[Data listing]
----
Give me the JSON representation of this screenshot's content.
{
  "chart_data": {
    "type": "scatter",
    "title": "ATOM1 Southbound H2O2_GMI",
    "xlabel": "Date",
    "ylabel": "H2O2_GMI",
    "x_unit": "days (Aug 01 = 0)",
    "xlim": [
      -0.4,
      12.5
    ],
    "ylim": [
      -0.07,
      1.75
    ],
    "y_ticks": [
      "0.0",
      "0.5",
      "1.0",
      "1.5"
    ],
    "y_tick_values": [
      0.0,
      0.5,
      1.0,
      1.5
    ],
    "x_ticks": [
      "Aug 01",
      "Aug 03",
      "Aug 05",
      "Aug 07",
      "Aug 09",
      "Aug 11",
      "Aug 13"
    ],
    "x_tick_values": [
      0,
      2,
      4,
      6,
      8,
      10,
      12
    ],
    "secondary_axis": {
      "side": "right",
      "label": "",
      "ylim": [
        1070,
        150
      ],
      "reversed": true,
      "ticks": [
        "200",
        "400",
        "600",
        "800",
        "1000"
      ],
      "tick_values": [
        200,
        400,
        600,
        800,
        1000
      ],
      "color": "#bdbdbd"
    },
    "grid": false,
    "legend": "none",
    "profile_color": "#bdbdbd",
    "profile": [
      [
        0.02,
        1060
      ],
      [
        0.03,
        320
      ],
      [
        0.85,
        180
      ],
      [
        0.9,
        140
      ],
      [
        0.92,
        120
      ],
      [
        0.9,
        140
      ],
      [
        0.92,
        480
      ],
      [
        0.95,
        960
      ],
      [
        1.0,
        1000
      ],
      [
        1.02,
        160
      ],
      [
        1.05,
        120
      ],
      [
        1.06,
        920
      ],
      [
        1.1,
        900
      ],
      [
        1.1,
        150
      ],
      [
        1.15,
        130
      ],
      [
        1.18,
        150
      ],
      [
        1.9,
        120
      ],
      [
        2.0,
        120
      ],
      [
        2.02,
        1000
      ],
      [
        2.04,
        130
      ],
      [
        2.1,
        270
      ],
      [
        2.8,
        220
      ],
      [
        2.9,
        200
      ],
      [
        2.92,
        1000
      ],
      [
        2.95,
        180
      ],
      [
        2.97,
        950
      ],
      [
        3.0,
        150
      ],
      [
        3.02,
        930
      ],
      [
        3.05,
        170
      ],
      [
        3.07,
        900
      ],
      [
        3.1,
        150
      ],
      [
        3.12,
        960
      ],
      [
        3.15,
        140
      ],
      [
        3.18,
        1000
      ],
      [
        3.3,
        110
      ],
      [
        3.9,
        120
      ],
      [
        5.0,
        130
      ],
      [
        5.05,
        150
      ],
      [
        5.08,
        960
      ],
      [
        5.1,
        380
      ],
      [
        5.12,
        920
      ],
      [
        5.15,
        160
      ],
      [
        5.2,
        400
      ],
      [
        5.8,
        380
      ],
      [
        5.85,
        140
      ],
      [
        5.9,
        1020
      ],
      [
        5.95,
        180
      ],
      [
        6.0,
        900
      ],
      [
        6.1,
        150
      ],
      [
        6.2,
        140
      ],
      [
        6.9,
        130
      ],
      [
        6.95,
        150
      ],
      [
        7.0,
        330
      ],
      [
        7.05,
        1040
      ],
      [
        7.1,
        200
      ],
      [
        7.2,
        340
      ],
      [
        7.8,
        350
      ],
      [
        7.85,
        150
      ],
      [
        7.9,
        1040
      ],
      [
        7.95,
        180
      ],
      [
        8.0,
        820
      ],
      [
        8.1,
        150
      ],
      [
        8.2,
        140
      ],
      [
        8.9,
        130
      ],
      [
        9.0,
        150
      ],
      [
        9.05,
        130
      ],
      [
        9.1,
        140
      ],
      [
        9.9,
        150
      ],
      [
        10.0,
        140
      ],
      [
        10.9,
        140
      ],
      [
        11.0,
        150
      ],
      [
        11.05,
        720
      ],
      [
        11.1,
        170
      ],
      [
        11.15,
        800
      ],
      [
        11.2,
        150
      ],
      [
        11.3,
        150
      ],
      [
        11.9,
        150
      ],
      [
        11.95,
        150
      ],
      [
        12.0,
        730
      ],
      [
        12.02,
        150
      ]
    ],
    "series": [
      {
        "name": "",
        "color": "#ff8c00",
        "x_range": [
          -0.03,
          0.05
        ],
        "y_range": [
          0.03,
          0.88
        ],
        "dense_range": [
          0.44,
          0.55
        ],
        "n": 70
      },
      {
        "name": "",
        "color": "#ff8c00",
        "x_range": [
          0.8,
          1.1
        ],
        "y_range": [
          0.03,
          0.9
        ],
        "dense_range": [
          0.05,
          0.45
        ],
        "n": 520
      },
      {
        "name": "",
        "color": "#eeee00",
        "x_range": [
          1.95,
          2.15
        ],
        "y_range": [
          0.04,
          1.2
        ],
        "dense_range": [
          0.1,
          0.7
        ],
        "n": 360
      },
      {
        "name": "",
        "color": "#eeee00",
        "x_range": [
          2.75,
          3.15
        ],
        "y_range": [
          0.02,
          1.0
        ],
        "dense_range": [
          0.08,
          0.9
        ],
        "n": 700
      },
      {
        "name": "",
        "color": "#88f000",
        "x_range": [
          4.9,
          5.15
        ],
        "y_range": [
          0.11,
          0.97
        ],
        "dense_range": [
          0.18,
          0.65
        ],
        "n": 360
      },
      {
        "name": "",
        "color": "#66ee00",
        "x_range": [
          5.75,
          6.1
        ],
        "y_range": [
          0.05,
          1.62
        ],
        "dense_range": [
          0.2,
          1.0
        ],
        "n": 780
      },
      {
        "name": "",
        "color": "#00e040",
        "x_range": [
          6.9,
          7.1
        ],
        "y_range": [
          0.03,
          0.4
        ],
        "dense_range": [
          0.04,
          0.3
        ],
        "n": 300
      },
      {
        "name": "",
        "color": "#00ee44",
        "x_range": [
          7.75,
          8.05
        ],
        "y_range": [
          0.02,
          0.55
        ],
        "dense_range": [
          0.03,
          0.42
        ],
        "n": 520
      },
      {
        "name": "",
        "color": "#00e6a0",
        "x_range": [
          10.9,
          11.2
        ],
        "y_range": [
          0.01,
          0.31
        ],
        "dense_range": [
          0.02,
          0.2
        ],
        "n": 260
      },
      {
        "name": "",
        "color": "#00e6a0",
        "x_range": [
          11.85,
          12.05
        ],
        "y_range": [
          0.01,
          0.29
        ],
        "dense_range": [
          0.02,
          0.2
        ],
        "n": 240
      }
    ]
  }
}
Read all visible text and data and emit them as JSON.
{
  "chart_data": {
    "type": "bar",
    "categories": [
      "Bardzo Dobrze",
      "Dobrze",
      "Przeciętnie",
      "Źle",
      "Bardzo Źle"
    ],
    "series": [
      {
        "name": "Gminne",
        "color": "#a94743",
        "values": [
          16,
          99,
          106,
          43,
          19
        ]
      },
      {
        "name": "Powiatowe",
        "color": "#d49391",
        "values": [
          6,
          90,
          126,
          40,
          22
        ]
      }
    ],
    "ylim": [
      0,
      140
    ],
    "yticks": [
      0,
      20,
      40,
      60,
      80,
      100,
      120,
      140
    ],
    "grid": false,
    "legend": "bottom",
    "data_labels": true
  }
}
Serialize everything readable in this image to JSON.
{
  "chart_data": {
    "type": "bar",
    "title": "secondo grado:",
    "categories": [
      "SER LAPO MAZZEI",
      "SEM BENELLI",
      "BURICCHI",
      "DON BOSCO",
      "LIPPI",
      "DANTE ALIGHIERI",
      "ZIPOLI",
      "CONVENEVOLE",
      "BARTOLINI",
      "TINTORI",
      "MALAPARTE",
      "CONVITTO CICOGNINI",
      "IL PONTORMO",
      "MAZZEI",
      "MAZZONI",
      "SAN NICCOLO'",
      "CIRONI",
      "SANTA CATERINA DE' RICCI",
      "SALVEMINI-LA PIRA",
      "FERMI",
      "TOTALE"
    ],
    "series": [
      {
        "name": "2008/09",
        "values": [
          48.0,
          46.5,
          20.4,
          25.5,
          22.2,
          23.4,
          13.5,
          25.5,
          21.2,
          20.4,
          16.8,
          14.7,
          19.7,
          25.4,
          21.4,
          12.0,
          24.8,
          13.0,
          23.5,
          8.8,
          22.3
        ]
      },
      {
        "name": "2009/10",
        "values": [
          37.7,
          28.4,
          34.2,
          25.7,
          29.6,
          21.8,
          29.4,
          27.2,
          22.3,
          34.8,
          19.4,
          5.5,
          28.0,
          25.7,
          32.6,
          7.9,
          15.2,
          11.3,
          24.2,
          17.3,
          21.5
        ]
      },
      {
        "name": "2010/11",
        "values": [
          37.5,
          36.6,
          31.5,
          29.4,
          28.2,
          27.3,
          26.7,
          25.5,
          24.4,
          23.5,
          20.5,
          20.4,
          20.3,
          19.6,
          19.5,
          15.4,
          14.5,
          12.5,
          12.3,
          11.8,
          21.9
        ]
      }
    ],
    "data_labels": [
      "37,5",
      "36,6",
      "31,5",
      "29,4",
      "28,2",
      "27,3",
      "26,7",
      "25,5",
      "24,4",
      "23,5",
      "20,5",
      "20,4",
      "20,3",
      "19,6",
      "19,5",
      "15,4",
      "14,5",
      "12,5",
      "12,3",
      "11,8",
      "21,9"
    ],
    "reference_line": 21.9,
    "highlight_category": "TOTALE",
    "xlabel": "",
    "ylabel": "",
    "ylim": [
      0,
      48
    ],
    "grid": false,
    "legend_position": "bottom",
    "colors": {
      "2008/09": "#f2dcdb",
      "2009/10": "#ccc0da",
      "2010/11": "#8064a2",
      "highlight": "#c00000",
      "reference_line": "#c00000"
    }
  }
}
----
* _EXERCISE INSTRUCTIONS_
Check each line above for the word "bottom" and copy the ones that have it.

* _OUTPUT_
    "legend": "bottom",
    "legend_position": "bottom",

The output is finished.